··· Entries ···
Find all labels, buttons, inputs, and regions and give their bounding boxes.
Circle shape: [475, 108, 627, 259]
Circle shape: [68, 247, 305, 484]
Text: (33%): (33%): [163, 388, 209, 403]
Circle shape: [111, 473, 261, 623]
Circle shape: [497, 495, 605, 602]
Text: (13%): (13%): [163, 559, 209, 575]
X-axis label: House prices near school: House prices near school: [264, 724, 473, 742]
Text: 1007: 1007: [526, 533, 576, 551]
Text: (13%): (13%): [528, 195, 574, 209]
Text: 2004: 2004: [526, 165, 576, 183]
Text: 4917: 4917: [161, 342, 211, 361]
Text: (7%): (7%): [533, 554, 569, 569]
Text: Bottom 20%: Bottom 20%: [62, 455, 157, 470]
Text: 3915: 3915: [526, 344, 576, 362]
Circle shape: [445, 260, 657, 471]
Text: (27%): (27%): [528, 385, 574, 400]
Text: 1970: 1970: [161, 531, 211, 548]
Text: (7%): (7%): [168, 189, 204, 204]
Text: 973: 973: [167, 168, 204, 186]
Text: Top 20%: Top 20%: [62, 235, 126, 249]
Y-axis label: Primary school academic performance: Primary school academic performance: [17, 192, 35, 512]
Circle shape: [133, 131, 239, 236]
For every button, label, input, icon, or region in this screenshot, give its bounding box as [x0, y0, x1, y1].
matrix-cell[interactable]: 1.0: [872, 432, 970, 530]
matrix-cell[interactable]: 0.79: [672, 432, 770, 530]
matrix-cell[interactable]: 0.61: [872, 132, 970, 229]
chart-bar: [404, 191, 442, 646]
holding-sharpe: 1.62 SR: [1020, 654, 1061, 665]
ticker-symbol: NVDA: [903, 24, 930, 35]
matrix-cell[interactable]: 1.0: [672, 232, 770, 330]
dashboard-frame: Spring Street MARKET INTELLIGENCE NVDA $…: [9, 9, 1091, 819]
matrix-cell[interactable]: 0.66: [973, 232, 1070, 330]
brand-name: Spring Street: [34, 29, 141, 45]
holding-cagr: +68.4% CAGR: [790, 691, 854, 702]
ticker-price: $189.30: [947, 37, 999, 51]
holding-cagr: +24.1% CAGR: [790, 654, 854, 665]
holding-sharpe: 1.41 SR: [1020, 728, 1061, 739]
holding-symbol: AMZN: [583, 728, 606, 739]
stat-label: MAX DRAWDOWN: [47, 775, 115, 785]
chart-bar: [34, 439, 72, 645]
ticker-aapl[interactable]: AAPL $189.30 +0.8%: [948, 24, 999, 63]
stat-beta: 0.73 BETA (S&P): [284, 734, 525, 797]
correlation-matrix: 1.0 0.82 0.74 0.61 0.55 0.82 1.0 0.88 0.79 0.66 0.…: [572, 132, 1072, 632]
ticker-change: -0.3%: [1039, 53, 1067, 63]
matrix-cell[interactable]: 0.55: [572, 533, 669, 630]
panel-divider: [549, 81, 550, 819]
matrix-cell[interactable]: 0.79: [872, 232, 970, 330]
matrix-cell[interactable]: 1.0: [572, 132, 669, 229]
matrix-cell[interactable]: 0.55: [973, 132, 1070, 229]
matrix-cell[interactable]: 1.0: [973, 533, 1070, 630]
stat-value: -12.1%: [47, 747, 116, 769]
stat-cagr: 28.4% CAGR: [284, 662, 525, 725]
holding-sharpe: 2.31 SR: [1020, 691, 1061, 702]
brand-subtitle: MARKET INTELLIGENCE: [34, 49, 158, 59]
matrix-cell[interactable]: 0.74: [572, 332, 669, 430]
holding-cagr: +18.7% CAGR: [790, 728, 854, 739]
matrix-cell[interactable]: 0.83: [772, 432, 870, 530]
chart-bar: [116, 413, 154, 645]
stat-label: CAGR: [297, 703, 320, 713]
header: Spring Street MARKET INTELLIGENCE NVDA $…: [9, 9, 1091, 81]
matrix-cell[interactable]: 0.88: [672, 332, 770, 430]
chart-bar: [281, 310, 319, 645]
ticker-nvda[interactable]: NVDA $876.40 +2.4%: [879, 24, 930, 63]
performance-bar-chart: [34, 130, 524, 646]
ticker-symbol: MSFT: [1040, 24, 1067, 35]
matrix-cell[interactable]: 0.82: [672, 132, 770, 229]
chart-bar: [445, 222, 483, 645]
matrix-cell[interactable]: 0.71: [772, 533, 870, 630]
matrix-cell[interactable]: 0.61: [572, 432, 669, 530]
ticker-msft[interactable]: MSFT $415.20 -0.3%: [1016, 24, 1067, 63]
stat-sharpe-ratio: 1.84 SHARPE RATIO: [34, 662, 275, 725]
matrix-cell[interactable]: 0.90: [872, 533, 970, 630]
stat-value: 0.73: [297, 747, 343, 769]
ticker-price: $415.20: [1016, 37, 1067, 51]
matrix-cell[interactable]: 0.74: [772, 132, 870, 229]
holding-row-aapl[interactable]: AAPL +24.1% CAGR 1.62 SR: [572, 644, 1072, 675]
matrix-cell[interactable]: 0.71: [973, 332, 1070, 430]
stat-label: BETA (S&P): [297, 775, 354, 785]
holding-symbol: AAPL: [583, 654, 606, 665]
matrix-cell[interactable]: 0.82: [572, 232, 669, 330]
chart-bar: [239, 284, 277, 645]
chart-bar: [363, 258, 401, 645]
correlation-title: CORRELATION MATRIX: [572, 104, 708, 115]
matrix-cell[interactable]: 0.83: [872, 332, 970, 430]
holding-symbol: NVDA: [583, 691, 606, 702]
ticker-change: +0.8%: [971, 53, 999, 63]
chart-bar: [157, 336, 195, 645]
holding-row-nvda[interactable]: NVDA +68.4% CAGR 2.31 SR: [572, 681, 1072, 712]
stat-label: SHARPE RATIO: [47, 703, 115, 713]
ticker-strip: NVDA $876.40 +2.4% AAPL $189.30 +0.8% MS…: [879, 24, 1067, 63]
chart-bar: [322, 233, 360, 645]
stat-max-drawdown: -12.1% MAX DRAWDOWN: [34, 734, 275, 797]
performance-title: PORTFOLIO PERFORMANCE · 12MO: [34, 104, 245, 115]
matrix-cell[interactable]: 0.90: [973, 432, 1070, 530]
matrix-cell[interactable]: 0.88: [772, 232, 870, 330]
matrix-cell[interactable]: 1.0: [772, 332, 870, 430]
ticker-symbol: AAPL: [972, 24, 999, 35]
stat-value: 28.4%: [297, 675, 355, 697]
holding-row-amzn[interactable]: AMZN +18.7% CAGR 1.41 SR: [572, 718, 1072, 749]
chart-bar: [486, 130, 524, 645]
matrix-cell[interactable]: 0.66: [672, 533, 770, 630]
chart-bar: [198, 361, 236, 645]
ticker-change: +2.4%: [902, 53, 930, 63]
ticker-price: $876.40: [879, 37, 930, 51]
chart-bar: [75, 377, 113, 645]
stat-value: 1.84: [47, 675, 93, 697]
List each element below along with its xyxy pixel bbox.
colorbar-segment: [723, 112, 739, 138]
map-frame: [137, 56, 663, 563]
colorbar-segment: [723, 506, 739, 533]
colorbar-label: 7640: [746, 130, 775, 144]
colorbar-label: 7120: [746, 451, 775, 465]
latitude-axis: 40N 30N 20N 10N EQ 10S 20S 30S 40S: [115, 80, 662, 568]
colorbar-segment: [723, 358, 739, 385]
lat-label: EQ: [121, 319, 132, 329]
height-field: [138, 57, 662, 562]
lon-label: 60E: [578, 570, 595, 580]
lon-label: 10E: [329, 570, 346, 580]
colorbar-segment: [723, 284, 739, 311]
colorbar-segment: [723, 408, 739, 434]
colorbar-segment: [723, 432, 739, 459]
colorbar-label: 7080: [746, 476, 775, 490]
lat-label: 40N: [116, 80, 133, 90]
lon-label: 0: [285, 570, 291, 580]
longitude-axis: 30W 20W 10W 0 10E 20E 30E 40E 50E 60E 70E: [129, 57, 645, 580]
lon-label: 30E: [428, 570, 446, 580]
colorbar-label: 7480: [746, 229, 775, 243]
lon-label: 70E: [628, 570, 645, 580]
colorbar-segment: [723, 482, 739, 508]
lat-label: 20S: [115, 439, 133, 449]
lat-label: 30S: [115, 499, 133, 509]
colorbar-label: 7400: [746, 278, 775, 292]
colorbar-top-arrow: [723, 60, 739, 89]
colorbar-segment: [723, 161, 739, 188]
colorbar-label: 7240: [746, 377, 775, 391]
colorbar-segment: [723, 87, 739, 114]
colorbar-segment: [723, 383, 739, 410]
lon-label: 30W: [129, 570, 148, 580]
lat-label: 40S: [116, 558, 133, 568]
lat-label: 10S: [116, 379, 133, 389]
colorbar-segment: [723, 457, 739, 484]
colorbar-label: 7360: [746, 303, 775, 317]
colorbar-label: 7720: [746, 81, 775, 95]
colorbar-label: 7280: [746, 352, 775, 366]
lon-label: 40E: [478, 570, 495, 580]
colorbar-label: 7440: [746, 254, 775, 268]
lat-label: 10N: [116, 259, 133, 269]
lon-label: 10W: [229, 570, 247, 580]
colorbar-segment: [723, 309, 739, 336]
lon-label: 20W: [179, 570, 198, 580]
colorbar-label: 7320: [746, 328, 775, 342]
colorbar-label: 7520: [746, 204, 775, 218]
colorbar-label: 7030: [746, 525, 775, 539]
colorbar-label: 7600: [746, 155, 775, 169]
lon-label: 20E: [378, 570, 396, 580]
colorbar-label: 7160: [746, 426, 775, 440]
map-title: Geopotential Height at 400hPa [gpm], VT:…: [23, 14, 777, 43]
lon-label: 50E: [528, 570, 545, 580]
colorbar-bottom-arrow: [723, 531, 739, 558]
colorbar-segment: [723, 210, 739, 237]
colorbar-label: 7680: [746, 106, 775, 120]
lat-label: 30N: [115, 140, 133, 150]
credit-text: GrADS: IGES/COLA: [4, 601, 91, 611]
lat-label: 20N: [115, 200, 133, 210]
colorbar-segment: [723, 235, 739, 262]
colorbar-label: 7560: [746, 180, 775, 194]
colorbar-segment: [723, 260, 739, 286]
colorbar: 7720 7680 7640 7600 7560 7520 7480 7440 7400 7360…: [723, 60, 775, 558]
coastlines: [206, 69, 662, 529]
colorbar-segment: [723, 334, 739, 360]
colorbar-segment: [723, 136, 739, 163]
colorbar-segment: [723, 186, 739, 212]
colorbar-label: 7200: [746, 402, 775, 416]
···
# [Directive]
Reproduce the stretch of the listing from its start through the line containing "Circle shape: [133, 131, 239, 236]", substituting "Lowest 20%" for "Bottom 20%" and keeping everything else the same.

# [Task solution]
Find all labels, buttons, inputs, and regions and give their bounding boxes.
Circle shape: [475, 108, 627, 259]
Circle shape: [68, 247, 305, 484]
Text: (33%): (33%): [163, 388, 209, 403]
Circle shape: [111, 473, 261, 623]
Circle shape: [497, 495, 605, 602]
Text: (13%): (13%): [163, 559, 209, 575]
X-axis label: House prices near school: House prices near school: [264, 724, 473, 742]
Text: 1007: 1007: [526, 533, 576, 551]
Text: (13%): (13%): [528, 195, 574, 209]
Text: 2004: 2004: [526, 165, 576, 183]
Text: 4917: 4917: [161, 342, 211, 361]
Text: (7%): (7%): [533, 554, 569, 569]
Text: Lowest 20%: Lowest 20%: [62, 455, 157, 470]
Text: 3915: 3915: [526, 344, 576, 362]
Circle shape: [445, 260, 657, 471]
Text: (27%): (27%): [528, 385, 574, 400]
Text: 1970: 1970: [161, 531, 211, 548]
Text: (7%): (7%): [168, 189, 204, 204]
Text: 973: 973: [167, 168, 204, 186]
Text: Top 20%: Top 20%: [62, 235, 126, 249]
Y-axis label: Primary school academic performance: Primary school academic performance: [17, 192, 35, 512]
Circle shape: [133, 131, 239, 236]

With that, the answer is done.